**AIM**
Count how many lines include "IvyPanda" and answer with that number only.

**SUPPLIED RECORDS**
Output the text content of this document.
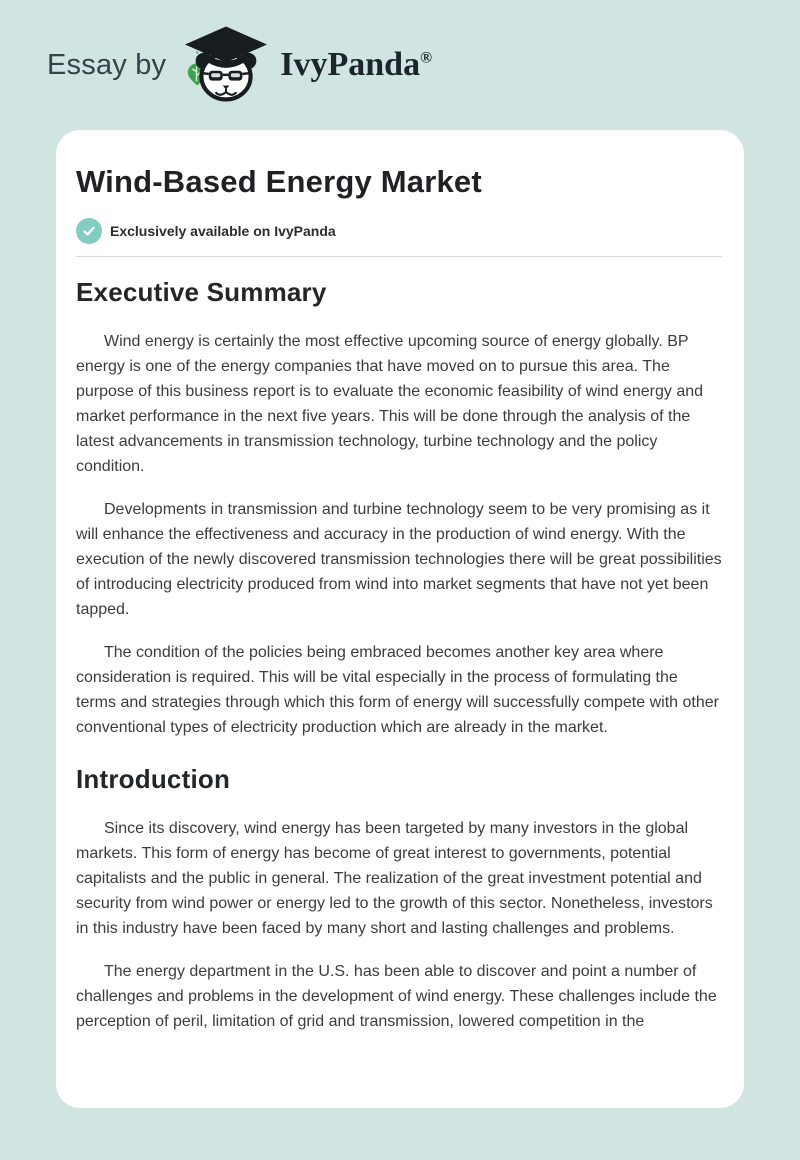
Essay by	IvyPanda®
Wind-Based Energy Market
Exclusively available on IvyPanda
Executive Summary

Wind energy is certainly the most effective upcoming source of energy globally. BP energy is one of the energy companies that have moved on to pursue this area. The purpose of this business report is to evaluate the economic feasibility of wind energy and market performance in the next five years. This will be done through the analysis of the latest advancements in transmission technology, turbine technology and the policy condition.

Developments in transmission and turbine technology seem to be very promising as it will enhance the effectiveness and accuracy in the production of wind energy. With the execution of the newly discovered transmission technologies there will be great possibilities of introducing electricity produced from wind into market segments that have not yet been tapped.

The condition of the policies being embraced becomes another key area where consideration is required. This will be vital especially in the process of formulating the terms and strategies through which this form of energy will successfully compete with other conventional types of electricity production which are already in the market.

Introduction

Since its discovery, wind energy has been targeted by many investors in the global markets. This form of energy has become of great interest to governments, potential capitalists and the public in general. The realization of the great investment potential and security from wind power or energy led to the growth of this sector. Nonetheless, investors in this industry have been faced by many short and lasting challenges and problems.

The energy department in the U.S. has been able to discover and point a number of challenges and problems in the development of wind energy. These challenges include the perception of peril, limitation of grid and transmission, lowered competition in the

==

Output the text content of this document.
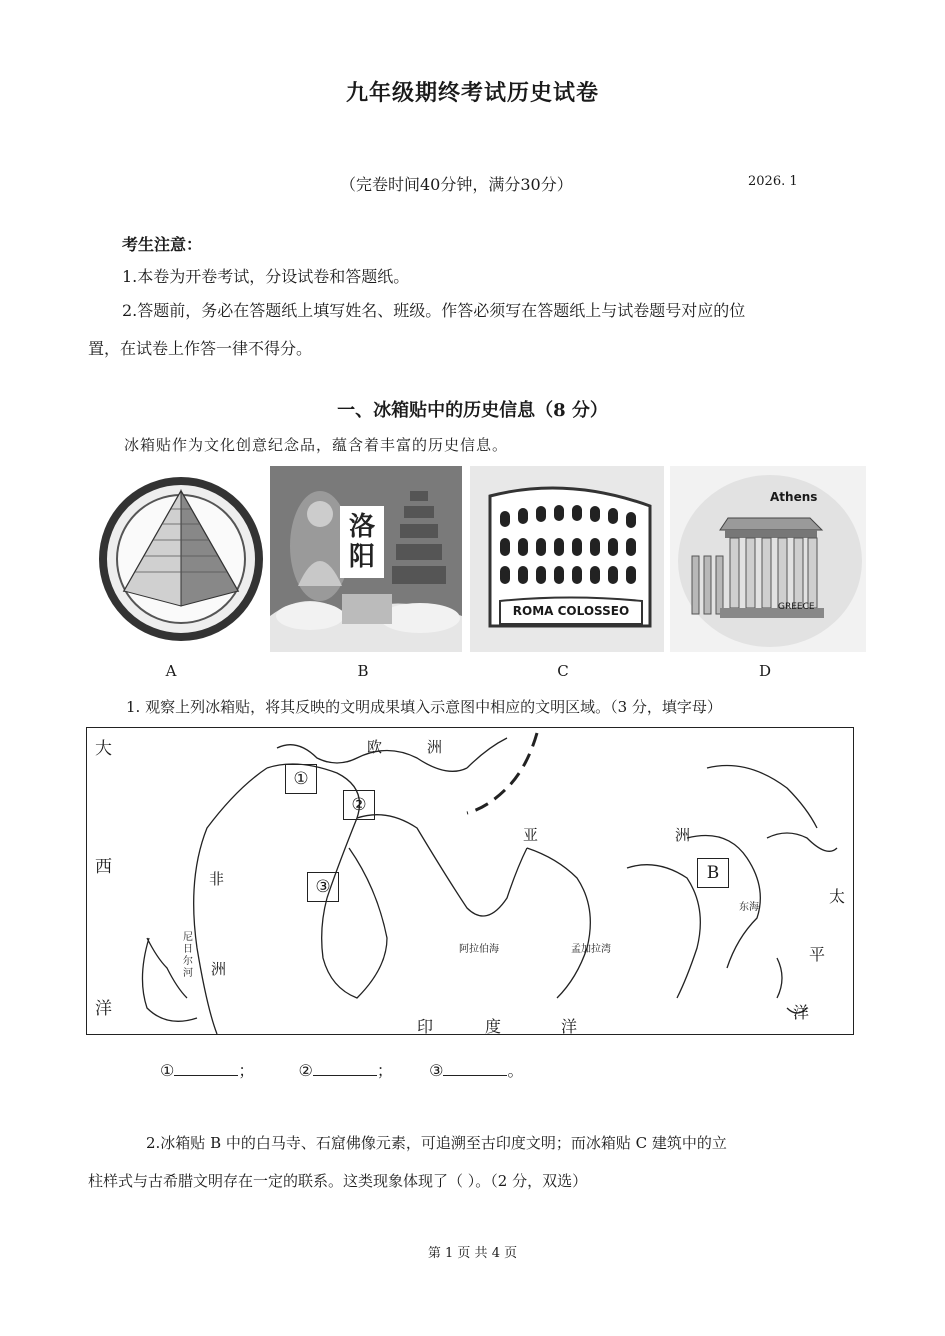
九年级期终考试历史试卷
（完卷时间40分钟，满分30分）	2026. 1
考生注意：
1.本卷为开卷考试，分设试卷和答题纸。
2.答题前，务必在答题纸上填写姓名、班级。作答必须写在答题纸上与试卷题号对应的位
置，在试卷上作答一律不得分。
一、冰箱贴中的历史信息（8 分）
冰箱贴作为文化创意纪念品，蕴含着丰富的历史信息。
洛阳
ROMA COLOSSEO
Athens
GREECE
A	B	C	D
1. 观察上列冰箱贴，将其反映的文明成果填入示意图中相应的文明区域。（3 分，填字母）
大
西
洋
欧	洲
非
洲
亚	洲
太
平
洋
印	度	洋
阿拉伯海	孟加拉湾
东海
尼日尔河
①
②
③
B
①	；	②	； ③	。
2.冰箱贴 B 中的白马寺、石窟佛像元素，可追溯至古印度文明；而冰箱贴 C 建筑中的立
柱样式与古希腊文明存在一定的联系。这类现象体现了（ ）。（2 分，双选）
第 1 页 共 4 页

**THE ANSWER**
2